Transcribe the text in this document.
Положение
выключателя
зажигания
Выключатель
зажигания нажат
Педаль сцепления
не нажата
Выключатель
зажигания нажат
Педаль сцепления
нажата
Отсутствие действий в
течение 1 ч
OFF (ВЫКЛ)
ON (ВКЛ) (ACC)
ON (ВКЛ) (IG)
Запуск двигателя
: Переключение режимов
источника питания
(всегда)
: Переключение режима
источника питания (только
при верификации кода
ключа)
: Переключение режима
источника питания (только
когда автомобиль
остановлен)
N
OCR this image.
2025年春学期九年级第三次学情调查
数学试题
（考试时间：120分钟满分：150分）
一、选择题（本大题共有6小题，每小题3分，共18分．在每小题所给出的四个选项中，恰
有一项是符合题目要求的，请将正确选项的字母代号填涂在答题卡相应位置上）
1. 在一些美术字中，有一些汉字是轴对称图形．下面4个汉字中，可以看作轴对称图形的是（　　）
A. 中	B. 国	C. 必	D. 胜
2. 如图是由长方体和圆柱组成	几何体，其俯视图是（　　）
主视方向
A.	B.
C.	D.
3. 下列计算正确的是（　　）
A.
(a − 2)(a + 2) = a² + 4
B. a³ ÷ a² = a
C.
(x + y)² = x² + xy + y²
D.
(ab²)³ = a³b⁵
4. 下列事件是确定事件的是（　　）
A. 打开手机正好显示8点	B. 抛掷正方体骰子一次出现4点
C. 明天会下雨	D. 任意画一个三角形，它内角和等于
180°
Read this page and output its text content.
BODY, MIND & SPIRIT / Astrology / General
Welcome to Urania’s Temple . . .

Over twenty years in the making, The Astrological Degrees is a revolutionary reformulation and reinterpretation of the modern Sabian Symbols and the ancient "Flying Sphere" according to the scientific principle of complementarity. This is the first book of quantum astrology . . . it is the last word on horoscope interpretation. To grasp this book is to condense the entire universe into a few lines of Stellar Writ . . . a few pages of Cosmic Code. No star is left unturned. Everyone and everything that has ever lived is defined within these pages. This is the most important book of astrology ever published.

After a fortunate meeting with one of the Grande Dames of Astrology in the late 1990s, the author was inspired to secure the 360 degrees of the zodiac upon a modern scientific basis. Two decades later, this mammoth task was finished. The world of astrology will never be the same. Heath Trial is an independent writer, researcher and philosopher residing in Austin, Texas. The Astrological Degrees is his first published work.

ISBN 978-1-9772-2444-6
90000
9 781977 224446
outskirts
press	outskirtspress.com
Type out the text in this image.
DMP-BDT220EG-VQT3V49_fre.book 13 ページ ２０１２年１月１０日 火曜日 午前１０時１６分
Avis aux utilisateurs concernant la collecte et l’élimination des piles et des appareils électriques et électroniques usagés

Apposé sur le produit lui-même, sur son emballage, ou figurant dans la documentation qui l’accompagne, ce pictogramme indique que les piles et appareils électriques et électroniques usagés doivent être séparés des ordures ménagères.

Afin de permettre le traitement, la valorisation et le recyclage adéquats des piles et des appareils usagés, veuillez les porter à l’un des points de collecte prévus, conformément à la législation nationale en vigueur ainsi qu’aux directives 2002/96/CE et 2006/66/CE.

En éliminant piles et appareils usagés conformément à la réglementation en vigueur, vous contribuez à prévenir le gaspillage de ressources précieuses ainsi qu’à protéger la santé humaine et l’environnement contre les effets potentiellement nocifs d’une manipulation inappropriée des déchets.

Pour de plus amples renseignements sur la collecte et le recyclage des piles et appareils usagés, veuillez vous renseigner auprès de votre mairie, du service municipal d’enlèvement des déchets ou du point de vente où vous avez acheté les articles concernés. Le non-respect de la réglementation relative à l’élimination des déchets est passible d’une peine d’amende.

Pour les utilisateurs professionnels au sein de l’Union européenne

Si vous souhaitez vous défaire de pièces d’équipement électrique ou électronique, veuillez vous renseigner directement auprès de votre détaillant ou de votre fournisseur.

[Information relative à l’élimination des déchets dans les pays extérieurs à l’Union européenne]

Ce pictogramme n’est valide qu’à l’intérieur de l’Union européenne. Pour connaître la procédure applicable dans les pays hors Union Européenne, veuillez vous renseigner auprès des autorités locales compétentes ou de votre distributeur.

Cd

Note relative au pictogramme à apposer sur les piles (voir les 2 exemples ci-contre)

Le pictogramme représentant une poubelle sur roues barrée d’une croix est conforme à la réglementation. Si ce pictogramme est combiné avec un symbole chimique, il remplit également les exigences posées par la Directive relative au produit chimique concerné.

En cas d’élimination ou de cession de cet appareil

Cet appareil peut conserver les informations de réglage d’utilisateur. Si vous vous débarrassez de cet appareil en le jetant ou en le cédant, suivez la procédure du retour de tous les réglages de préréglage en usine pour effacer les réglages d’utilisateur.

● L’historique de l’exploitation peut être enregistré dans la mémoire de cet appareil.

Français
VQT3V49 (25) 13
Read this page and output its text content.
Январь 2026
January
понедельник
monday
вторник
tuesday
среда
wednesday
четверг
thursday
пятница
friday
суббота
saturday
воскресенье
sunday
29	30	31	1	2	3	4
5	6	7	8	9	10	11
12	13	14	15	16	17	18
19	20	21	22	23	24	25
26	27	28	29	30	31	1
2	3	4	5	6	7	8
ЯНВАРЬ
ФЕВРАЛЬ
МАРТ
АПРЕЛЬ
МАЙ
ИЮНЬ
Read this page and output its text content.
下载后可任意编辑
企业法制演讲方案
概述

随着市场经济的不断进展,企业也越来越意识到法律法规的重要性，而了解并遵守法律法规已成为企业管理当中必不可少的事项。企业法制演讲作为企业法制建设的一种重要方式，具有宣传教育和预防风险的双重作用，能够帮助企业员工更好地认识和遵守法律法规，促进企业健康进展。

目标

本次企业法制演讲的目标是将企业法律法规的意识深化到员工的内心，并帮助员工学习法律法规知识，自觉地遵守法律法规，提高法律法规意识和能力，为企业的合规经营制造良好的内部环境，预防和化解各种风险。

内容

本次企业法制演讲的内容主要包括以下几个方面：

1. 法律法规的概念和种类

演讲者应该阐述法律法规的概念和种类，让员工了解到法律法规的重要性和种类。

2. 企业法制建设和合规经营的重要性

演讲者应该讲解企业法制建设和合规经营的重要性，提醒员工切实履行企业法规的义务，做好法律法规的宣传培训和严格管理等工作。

Exercise details:
Output an exact copy of each record.

Finished exercise:
Transcribe the text in this document.
Положение
выключателя
зажигания
Выключатель
зажигания нажат
Педаль сцепления
не нажата
Выключатель
зажигания нажат
Педаль сцепления
нажата
Отсутствие действий в
течение 1 ч
OFF (ВЫКЛ)
ON (ВКЛ) (ACC)
ON (ВКЛ) (IG)
Запуск двигателя
: Переключение режимов
источника питания
(всегда)
: Переключение режима
источника питания (только
при верификации кода
ключа)
: Переключение режима
источника питания (только
когда автомобиль
остановлен)
N
OCR this image.
2025年春学期九年级第三次学情调查
数学试题
（考试时间：120分钟满分：150分）
一、选择题（本大题共有6小题，每小题3分，共18分．在每小题所给出的四个选项中，恰
有一项是符合题目要求的，请将正确选项的字母代号填涂在答题卡相应位置上）
1. 在一些美术字中，有一些汉字是轴对称图形．下面4个汉字中，可以看作轴对称图形的是（　　）
A. 中	B. 国	C. 必	D. 胜
2. 如图是由长方体和圆柱组成	几何体，其俯视图是（　　）
主视方向
A.	B.
C.	D.
3. 下列计算正确的是（　　）
A.
(a − 2)(a + 2) = a² + 4
B. a³ ÷ a² = a
C.
(x + y)² = x² + xy + y²
D.
(ab²)³ = a³b⁵
4. 下列事件是确定事件的是（　　）
A. 打开手机正好显示8点	B. 抛掷正方体骰子一次出现4点
C. 明天会下雨	D. 任意画一个三角形，它内角和等于
180°
Read this page and output its text content.
BODY, MIND & SPIRIT / Astrology / General
Welcome to Urania’s Temple . . .

Over twenty years in the making, The Astrological Degrees is a revolutionary reformulation and reinterpretation of the modern Sabian Symbols and the ancient "Flying Sphere" according to the scientific principle of complementarity. This is the first book of quantum astrology . . . it is the last word on horoscope interpretation. To grasp this book is to condense the entire universe into a few lines of Stellar Writ . . . a few pages of Cosmic Code. No star is left unturned. Everyone and everything that has ever lived is defined within these pages. This is the most important book of astrology ever published.

After a fortunate meeting with one of the Grande Dames of Astrology in the late 1990s, the author was inspired to secure the 360 degrees of the zodiac upon a modern scientific basis. Two decades later, this mammoth task was finished. The world of astrology will never be the same. Heath Trial is an independent writer, researcher and philosopher residing in Austin, Texas. The Astrological Degrees is his first published work.

ISBN 978-1-9772-2444-6
90000
9 781977 224446
outskirts
press	outskirtspress.com
Type out the text in this image.
DMP-BDT220EG-VQT3V49_fre.book 13 ページ ２０１２年１月１０日 火曜日 午前１０時１６分
Avis aux utilisateurs concernant la collecte et l’élimination des piles et des appareils électriques et électroniques usagés

Apposé sur le produit lui-même, sur son emballage, ou figurant dans la documentation qui l’accompagne, ce pictogramme indique que les piles et appareils électriques et électroniques usagés doivent être séparés des ordures ménagères.

Afin de permettre le traitement, la valorisation et le recyclage adéquats des piles et des appareils usagés, veuillez les porter à l’un des points de collecte prévus, conformément à la législation nationale en vigueur ainsi qu’aux directives 2002/96/CE et 2006/66/CE.

En éliminant piles et appareils usagés conformément à la réglementation en vigueur, vous contribuez à prévenir le gaspillage de ressources précieuses ainsi qu’à protéger la santé humaine et l’environnement contre les effets potentiellement nocifs d’une manipulation inappropriée des déchets.

Pour de plus amples renseignements sur la collecte et le recyclage des piles et appareils usagés, veuillez vous renseigner auprès de votre mairie, du service municipal d’enlèvement des déchets ou du point de vente où vous avez acheté les articles concernés. Le non-respect de la réglementation relative à l’élimination des déchets est passible d’une peine d’amende.

Pour les utilisateurs professionnels au sein de l’Union européenne

Si vous souhaitez vous défaire de pièces d’équipement électrique ou électronique, veuillez vous renseigner directement auprès de votre détaillant ou de votre fournisseur.

[Information relative à l’élimination des déchets dans les pays extérieurs à l’Union européenne]

Ce pictogramme n’est valide qu’à l’intérieur de l’Union européenne. Pour connaître la procédure applicable dans les pays hors Union Européenne, veuillez vous renseigner auprès des autorités locales compétentes ou de votre distributeur.

Cd

Note relative au pictogramme à apposer sur les piles (voir les 2 exemples ci-contre)

Le pictogramme représentant une poubelle sur roues barrée d’une croix est conforme à la réglementation. Si ce pictogramme est combiné avec un symbole chimique, il remplit également les exigences posées par la Directive relative au produit chimique concerné.

En cas d’élimination ou de cession de cet appareil

Cet appareil peut conserver les informations de réglage d’utilisateur. Si vous vous débarrassez de cet appareil en le jetant ou en le cédant, suivez la procédure du retour de tous les réglages de préréglage en usine pour effacer les réglages d’utilisateur.

● L’historique de l’exploitation peut être enregistré dans la mémoire de cet appareil.

Français
VQT3V49 (25) 13
Read this page and output its text content.
Январь 2026
January
понедельник
monday
вторник
tuesday
среда
wednesday
четверг
thursday
пятница
friday
суббота
saturday
воскресенье
sunday
29	30	31	1	2	3	4
5	6	7	8	9	10	11
12	13	14	15	16	17	18
19	20	21	22	23	24	25
26	27	28	29	30	31	1
2	3	4	5	6	7	8
ЯНВАРЬ
ФЕВРАЛЬ
МАРТ
АПРЕЛЬ
МАЙ
ИЮНЬ
Read this page and output its text content.
下载后可任意编辑
企业法制演讲方案
概述

随着市场经济的不断进展,企业也越来越意识到法律法规的重要性，而了解并遵守法律法规已成为企业管理当中必不可少的事项。企业法制演讲作为企业法制建设的一种重要方式，具有宣传教育和预防风险的双重作用，能够帮助企业员工更好地认识和遵守法律法规，促进企业健康进展。

目标

本次企业法制演讲的目标是将企业法律法规的意识深化到员工的内心，并帮助员工学习法律法规知识，自觉地遵守法律法规，提高法律法规意识和能力，为企业的合规经营制造良好的内部环境，预防和化解各种风险。

内容

本次企业法制演讲的内容主要包括以下几个方面：

1. 法律法规的概念和种类

演讲者应该阐述法律法规的概念和种类，让员工了解到法律法规的重要性和种类。

2. 企业法制建设和合规经营的重要性

演讲者应该讲解企业法制建设和合规经营的重要性，提醒员工切实履行企业法规的义务，做好法律法规的宣传培训和严格管理等工作。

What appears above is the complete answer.